Write the material out again in full, word for word. Do not include the pictures.

*** DATASET RECORDS

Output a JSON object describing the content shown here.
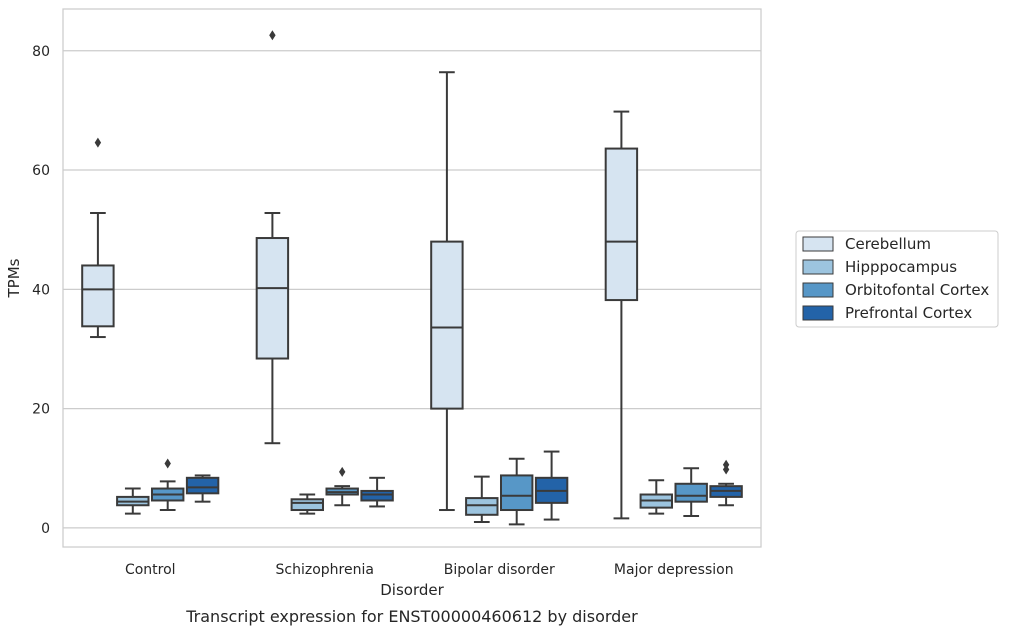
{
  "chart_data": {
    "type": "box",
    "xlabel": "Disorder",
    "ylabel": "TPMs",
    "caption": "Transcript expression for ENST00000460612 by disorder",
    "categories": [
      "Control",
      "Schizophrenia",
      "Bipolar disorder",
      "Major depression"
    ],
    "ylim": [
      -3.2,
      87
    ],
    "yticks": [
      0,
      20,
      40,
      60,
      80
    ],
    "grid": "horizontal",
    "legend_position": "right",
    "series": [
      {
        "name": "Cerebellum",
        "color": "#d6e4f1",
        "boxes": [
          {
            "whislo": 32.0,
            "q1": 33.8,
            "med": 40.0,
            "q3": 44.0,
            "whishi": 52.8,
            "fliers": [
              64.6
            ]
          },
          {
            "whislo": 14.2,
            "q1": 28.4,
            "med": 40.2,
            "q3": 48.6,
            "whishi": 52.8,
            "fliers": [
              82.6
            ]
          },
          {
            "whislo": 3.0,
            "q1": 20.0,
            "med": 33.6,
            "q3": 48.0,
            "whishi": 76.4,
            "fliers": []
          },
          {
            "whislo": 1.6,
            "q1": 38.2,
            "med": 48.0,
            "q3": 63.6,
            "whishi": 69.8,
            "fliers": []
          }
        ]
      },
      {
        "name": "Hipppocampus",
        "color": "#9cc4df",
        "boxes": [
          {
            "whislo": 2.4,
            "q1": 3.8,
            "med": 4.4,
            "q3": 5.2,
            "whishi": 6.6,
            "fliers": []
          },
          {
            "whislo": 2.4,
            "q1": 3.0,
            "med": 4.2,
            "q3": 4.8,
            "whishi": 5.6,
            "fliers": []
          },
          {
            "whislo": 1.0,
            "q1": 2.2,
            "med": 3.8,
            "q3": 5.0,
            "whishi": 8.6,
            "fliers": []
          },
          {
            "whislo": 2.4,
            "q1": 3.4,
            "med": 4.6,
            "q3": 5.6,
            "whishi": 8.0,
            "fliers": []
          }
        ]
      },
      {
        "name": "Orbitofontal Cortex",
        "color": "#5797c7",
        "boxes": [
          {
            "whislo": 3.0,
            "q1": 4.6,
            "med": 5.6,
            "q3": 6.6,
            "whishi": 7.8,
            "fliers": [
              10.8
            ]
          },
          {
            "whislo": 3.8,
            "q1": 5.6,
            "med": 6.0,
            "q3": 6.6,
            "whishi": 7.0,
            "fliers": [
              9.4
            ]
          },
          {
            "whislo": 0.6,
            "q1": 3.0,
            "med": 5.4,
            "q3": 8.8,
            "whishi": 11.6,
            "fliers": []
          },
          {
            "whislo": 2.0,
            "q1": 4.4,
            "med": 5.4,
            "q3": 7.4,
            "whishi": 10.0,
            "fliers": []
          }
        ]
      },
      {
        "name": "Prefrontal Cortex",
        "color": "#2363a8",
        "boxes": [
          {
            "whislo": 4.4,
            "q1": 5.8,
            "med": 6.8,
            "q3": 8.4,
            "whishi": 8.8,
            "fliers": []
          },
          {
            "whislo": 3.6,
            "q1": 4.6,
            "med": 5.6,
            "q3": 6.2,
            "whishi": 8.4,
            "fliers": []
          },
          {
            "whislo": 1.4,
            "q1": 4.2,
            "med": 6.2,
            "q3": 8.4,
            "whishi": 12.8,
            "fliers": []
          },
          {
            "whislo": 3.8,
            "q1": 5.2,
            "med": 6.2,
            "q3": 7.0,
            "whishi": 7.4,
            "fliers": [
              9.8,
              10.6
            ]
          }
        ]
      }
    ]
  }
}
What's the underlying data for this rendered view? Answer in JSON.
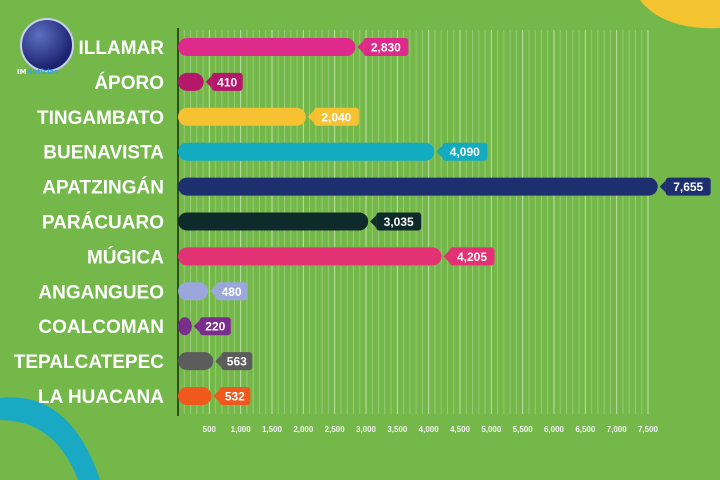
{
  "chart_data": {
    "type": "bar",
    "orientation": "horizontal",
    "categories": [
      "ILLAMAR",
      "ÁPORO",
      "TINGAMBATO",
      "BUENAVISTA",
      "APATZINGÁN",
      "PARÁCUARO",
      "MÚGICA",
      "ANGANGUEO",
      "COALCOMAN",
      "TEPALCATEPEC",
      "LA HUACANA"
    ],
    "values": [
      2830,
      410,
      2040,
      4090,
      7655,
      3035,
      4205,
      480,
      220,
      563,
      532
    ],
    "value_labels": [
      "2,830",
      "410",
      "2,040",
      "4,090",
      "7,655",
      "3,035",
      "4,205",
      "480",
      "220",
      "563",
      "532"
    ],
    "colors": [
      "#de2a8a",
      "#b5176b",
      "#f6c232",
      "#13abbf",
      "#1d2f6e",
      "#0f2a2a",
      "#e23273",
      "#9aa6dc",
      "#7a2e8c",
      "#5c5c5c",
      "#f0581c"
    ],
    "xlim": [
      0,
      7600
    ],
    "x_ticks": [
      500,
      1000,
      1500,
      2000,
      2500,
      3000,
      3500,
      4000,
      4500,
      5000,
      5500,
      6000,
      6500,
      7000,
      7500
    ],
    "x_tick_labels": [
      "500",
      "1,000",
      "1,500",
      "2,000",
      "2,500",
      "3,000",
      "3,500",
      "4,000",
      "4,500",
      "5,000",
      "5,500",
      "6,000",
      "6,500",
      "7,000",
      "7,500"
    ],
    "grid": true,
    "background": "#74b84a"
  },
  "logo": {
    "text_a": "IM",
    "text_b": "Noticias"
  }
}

******

# ANSWER
Output a JSON object describing the content shown here.
{
  "chart_data": {
    "type": "box",
    "xlabel": "Disorder",
    "ylabel": "TPMs",
    "caption": "Transcript expression for ENST00000460612 by disorder",
    "categories": [
      "Control",
      "Schizophrenia",
      "Bipolar disorder",
      "Major depression"
    ],
    "ylim": [
      -3.2,
      87
    ],
    "yticks": [
      0,
      20,
      40,
      60,
      80
    ],
    "grid": "horizontal",
    "legend_position": "right",
    "series": [
      {
        "name": "Cerebellum",
        "color": "#d6e4f1",
        "boxes": [
          {
            "whislo": 32.0,
            "q1": 33.8,
            "med": 40.0,
            "q3": 44.0,
            "whishi": 52.8,
            "fliers": [
              64.6
            ]
          },
          {
            "whislo": 14.2,
            "q1": 28.4,
            "med": 40.2,
            "q3": 48.6,
            "whishi": 52.8,
            "fliers": [
              82.6
            ]
          },
          {
            "whislo": 3.0,
            "q1": 20.0,
            "med": 33.6,
            "q3": 48.0,
            "whishi": 76.4,
            "fliers": []
          },
          {
            "whislo": 1.6,
            "q1": 38.2,
            "med": 48.0,
            "q3": 63.6,
            "whishi": 69.8,
            "fliers": []
          }
        ]
      },
      {
        "name": "Hipppocampus",
        "color": "#9cc4df",
        "boxes": [
          {
            "whislo": 2.4,
            "q1": 3.8,
            "med": 4.4,
            "q3": 5.2,
            "whishi": 6.6,
            "fliers": []
          },
          {
            "whislo": 2.4,
            "q1": 3.0,
            "med": 4.2,
            "q3": 4.8,
            "whishi": 5.6,
            "fliers": []
          },
          {
            "whislo": 1.0,
            "q1": 2.2,
            "med": 3.8,
            "q3": 5.0,
            "whishi": 8.6,
            "fliers": []
          },
          {
            "whislo": 2.4,
            "q1": 3.4,
            "med": 4.6,
            "q3": 5.6,
            "whishi": 8.0,
            "fliers": []
          }
        ]
      },
      {
        "name": "Orbitofontal Cortex",
        "color": "#5797c7",
        "boxes": [
          {
            "whislo": 3.0,
            "q1": 4.6,
            "med": 5.6,
            "q3": 6.6,
            "whishi": 7.8,
            "fliers": [
              10.8
            ]
          },
          {
            "whislo": 3.8,
            "q1": 5.6,
            "med": 6.0,
            "q3": 6.6,
            "whishi": 7.0,
            "fliers": [
              9.4
            ]
          },
          {
            "whislo": 0.6,
            "q1": 3.0,
            "med": 5.4,
            "q3": 8.8,
            "whishi": 11.6,
            "fliers": []
          },
          {
            "whislo": 2.0,
            "q1": 4.4,
            "med": 5.4,
            "q3": 7.4,
            "whishi": 10.0,
            "fliers": []
          }
        ]
      },
      {
        "name": "Prefrontal Cortex",
        "color": "#2363a8",
        "boxes": [
          {
            "whislo": 4.4,
            "q1": 5.8,
            "med": 6.8,
            "q3": 8.4,
            "whishi": 8.8,
            "fliers": []
          },
          {
            "whislo": 3.6,
            "q1": 4.6,
            "med": 5.6,
            "q3": 6.2,
            "whishi": 8.4,
            "fliers": []
          },
          {
            "whislo": 1.4,
            "q1": 4.2,
            "med": 6.2,
            "q3": 8.4,
            "whishi": 12.8,
            "fliers": []
          },
          {
            "whislo": 3.8,
            "q1": 5.2,
            "med": 6.2,
            "q3": 7.0,
            "whishi": 7.4,
            "fliers": [
              9.8,
              10.6
            ]
          }
        ]
      }
    ]
  }
}
What's the underlying data for this rendered view? Answer in JSON.
{
  "chart_data": {
    "type": "bar",
    "orientation": "horizontal",
    "categories": [
      "ILLAMAR",
      "ÁPORO",
      "TINGAMBATO",
      "BUENAVISTA",
      "APATZINGÁN",
      "PARÁCUARO",
      "MÚGICA",
      "ANGANGUEO",
      "COALCOMAN",
      "TEPALCATEPEC",
      "LA HUACANA"
    ],
    "values": [
      2830,
      410,
      2040,
      4090,
      7655,
      3035,
      4205,
      480,
      220,
      563,
      532
    ],
    "value_labels": [
      "2,830",
      "410",
      "2,040",
      "4,090",
      "7,655",
      "3,035",
      "4,205",
      "480",
      "220",
      "563",
      "532"
    ],
    "colors": [
      "#de2a8a",
      "#b5176b",
      "#f6c232",
      "#13abbf",
      "#1d2f6e",
      "#0f2a2a",
      "#e23273",
      "#9aa6dc",
      "#7a2e8c",
      "#5c5c5c",
      "#f0581c"
    ],
    "xlim": [
      0,
      7600
    ],
    "x_ticks": [
      500,
      1000,
      1500,
      2000,
      2500,
      3000,
      3500,
      4000,
      4500,
      5000,
      5500,
      6000,
      6500,
      7000,
      7500
    ],
    "x_tick_labels": [
      "500",
      "1,000",
      "1,500",
      "2,000",
      "2,500",
      "3,000",
      "3,500",
      "4,000",
      "4,500",
      "5,000",
      "5,500",
      "6,000",
      "6,500",
      "7,000",
      "7,500"
    ],
    "grid": true,
    "background": "#74b84a"
  },
  "logo": {
    "text_a": "IM",
    "text_b": "Noticias"
  }
}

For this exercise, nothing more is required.